Search the data below for the word "this" and copy each line that holds it.

Data:
━━━━━━━━━━━━━━━━━━━━
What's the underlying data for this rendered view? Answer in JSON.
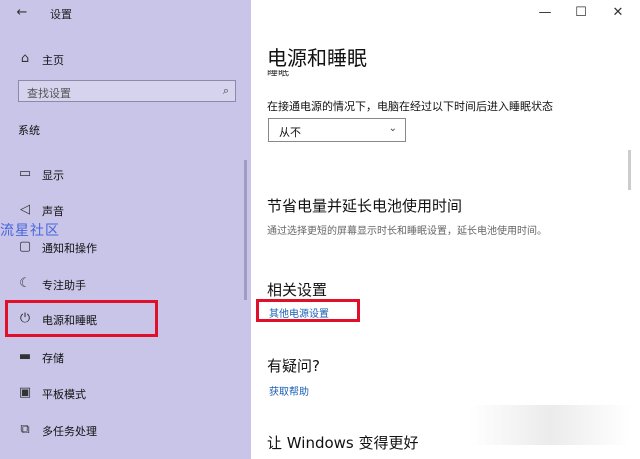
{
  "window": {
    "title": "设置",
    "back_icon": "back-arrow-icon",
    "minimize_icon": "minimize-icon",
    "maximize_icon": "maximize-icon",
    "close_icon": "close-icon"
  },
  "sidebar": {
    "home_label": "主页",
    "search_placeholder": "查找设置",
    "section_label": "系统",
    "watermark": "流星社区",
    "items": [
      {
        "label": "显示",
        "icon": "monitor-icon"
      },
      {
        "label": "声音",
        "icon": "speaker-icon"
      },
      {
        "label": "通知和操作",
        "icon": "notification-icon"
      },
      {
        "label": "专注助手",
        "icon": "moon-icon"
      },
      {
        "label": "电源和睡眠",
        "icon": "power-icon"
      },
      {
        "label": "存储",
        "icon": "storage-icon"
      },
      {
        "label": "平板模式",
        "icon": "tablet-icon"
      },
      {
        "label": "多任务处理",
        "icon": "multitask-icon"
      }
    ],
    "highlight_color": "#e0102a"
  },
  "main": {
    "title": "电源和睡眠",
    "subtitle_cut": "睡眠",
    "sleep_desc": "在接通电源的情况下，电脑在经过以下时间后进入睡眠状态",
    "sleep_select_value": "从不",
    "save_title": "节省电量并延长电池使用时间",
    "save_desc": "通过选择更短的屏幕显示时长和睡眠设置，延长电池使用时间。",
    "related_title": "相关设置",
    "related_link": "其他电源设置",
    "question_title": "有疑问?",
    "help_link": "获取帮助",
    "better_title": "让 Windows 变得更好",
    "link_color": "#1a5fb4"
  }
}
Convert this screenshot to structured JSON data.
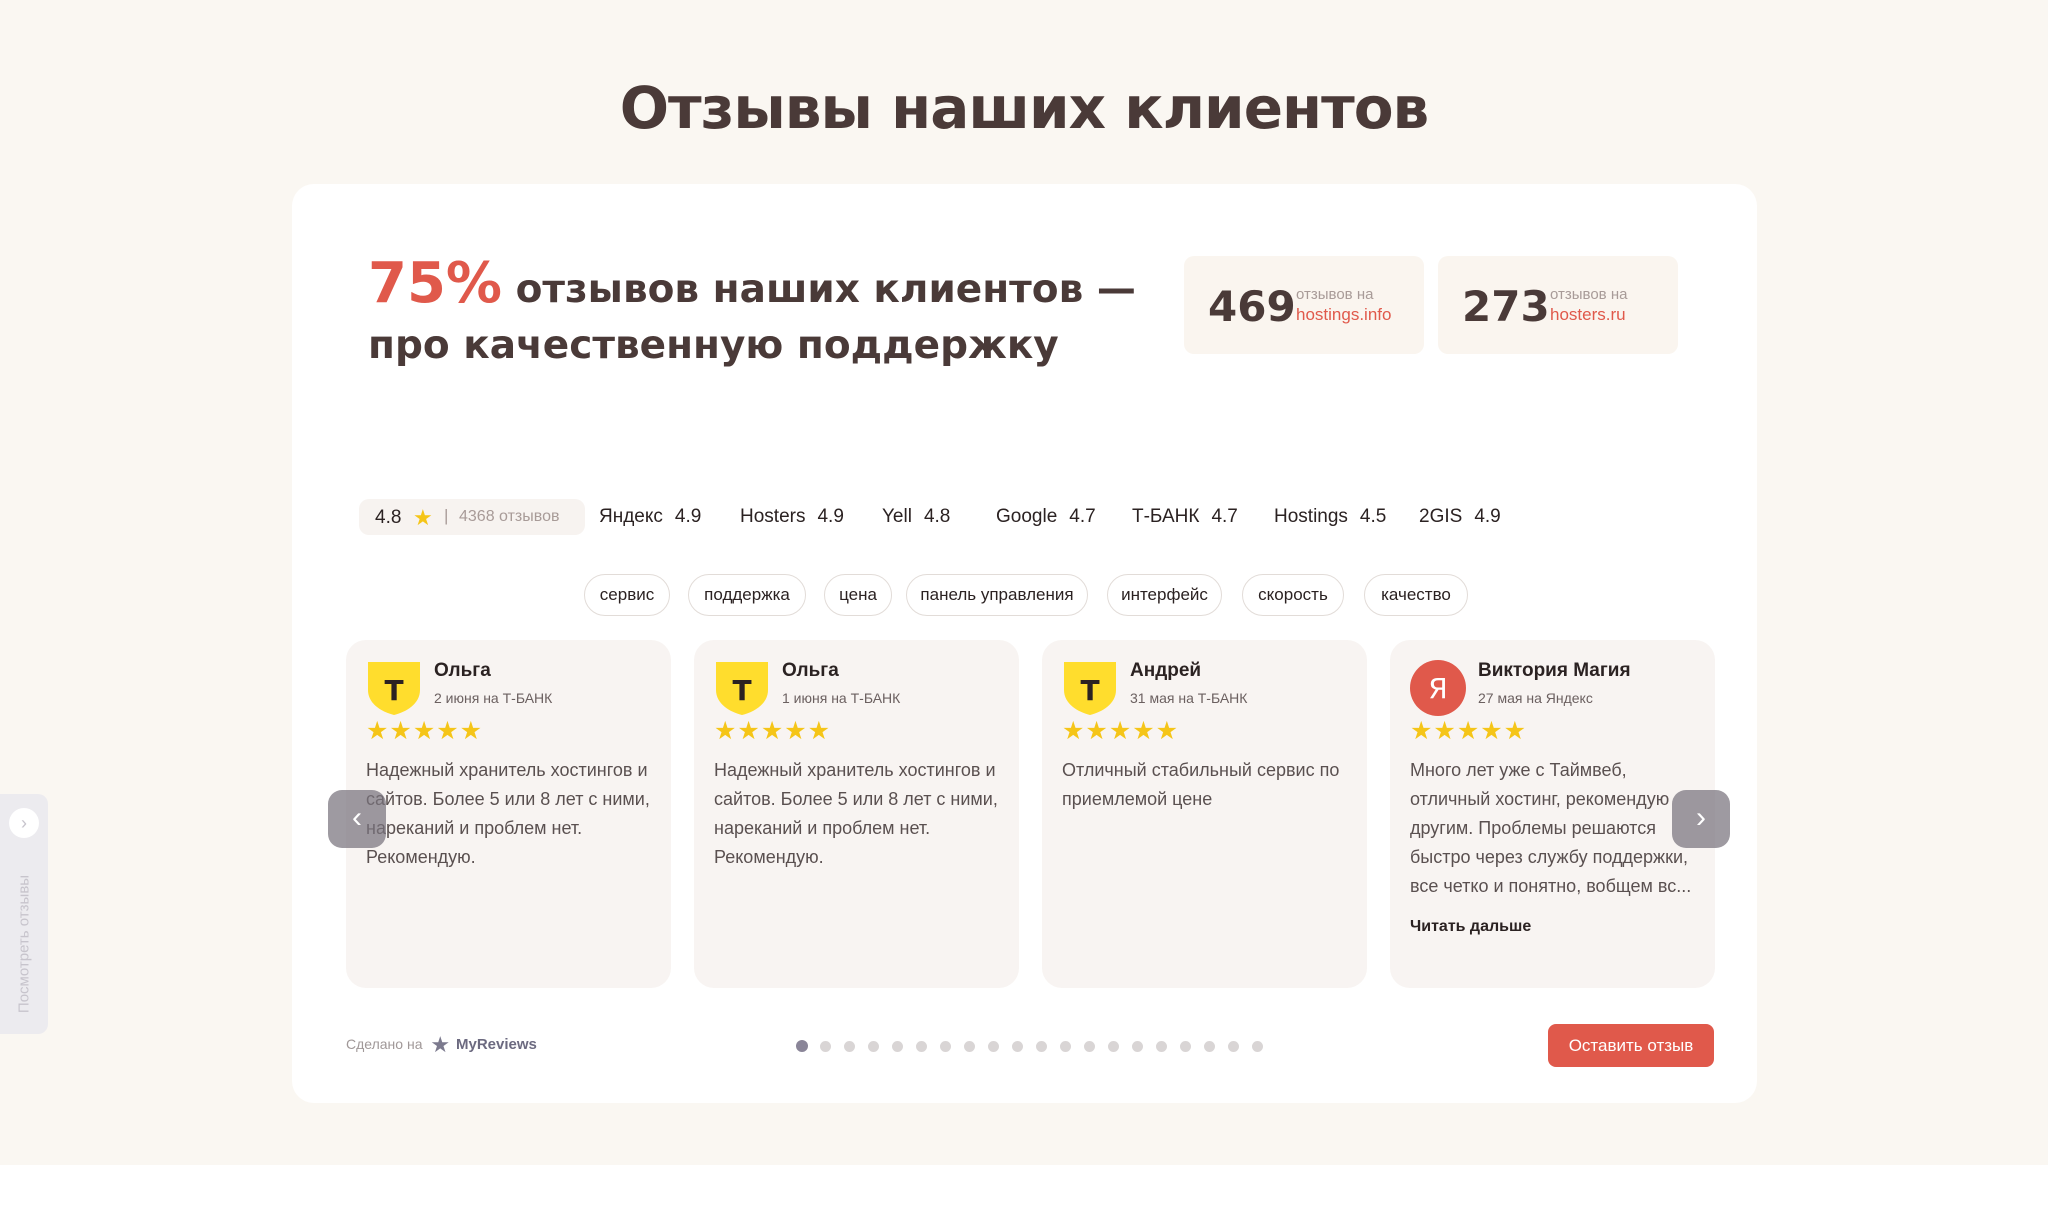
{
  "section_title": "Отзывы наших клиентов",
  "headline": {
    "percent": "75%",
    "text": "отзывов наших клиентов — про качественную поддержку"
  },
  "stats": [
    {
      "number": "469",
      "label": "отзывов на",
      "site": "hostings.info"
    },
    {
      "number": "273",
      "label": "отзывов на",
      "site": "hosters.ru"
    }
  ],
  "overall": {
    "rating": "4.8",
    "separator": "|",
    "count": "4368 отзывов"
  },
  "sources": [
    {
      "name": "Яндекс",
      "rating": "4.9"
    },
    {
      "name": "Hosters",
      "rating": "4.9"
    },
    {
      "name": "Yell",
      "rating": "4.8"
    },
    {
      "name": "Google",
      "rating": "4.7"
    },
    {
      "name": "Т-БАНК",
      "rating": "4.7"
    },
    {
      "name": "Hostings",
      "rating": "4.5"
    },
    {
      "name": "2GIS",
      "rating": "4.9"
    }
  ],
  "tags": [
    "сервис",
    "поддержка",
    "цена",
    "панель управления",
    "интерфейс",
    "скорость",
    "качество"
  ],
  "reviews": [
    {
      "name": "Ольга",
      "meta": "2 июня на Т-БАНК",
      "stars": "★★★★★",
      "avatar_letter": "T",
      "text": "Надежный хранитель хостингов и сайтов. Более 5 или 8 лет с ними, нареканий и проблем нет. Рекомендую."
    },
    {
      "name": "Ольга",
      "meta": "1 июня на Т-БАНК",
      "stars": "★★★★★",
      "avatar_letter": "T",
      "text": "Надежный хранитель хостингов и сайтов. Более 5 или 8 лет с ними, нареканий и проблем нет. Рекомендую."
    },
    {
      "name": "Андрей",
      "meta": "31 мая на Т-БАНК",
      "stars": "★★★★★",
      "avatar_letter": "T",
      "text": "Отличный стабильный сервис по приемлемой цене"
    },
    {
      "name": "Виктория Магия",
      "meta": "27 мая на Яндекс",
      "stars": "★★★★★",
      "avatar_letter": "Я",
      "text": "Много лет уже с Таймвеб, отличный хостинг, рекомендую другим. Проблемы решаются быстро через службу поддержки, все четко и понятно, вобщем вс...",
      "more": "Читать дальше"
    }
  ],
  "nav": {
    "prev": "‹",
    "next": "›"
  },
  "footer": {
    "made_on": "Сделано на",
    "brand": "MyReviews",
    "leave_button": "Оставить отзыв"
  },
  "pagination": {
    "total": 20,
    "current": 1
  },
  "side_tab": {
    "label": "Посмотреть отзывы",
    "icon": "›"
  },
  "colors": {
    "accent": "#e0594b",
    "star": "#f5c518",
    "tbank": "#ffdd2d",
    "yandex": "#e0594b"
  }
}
━━━━━━━━━━━━━━━━━━━━
Full solution:
What's the underlying data for this rendered view? Answer in JSON.
Convert this screenshot to structured JSON data.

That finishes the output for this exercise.